(begin)
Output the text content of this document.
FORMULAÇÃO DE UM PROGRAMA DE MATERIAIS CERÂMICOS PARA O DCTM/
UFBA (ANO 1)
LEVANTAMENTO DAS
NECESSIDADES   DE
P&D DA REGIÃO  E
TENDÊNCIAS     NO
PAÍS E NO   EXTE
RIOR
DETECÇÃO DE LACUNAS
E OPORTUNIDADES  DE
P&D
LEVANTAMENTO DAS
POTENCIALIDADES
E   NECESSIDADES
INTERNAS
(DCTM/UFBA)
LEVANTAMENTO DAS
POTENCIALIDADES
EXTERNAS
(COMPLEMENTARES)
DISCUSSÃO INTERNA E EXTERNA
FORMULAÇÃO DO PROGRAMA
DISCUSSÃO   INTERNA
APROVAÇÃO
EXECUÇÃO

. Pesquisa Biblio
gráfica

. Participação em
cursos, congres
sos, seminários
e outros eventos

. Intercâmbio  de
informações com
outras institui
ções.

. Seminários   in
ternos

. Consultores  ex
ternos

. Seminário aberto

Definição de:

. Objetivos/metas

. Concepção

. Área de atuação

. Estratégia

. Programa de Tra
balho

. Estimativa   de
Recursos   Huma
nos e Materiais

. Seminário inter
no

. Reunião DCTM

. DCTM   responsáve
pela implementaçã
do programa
(end)
__The request__
Filter the records above and return every line that holds the word "DISCUSSÃO".

__Solution to this problem__
DISCUSSÃO INTERNA E EXTERNA
DISCUSSÃO   INTERNA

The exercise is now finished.